What to work on | Collect all the lines that mention the word "JSON".

The records |
►
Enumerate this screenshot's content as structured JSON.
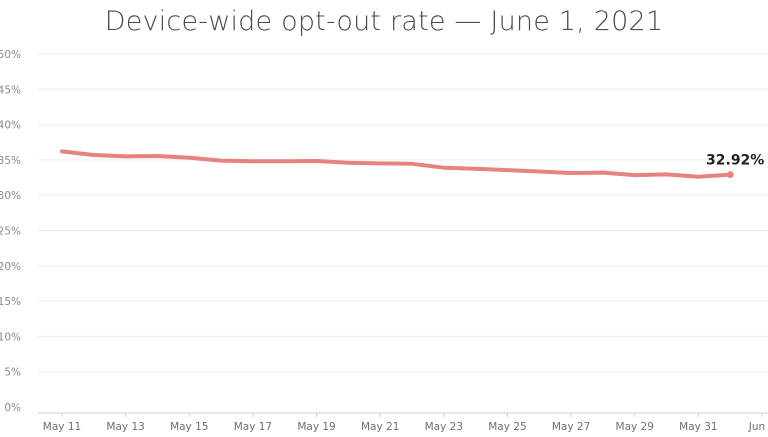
{
  "chart_data": {
    "type": "line",
    "title": "Device-wide opt-out rate — June 1, 2021",
    "xlabel": "",
    "ylabel": "",
    "x_ticks": [
      "May 11",
      "May 13",
      "May 15",
      "May 17",
      "May 19",
      "May 21",
      "May 23",
      "May 25",
      "May 27",
      "May 29",
      "May 31",
      "Jun 2"
    ],
    "y_ticks": [
      "0%",
      "5%",
      "10%",
      "15%",
      "20%",
      "25%",
      "30%",
      "35%",
      "40%",
      "45%",
      "50%"
    ],
    "ylim": [
      0,
      50
    ],
    "xlim": [
      "2021-05-11",
      "2021-06-02"
    ],
    "grid": "horizontal",
    "series": [
      {
        "color": "#e8827d",
        "points": [
          {
            "x": "2021-05-11",
            "y": 36.2
          },
          {
            "x": "2021-05-12",
            "y": 35.7
          },
          {
            "x": "2021-05-13",
            "y": 35.5
          },
          {
            "x": "2021-05-14",
            "y": 35.55
          },
          {
            "x": "2021-05-15",
            "y": 35.3
          },
          {
            "x": "2021-05-16",
            "y": 34.9
          },
          {
            "x": "2021-05-17",
            "y": 34.8
          },
          {
            "x": "2021-05-18",
            "y": 34.8
          },
          {
            "x": "2021-05-19",
            "y": 34.85
          },
          {
            "x": "2021-05-20",
            "y": 34.6
          },
          {
            "x": "2021-05-21",
            "y": 34.5
          },
          {
            "x": "2021-05-22",
            "y": 34.45
          },
          {
            "x": "2021-05-23",
            "y": 33.9
          },
          {
            "x": "2021-05-24",
            "y": 33.75
          },
          {
            "x": "2021-05-25",
            "y": 33.55
          },
          {
            "x": "2021-05-26",
            "y": 33.35
          },
          {
            "x": "2021-05-27",
            "y": 33.15
          },
          {
            "x": "2021-05-28",
            "y": 33.2
          },
          {
            "x": "2021-05-29",
            "y": 32.85
          },
          {
            "x": "2021-05-30",
            "y": 32.95
          },
          {
            "x": "2021-05-31",
            "y": 32.6
          },
          {
            "x": "2021-06-01",
            "y": 32.92
          }
        ]
      }
    ],
    "end_label": "32.92%",
    "legend": "none"
  }
}
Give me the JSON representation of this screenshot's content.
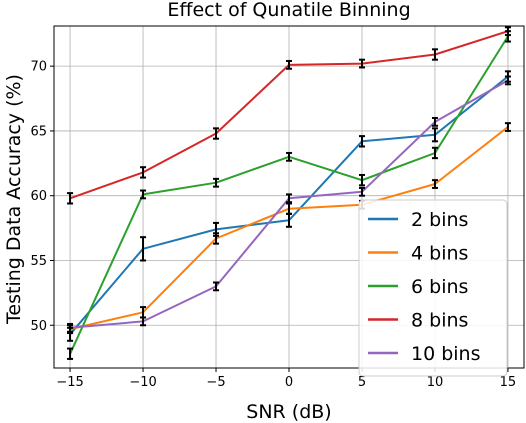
◄
Task output |
Enumerate this screenshot's content as structured JSON.
Give me the JSON representation of this screenshot's content.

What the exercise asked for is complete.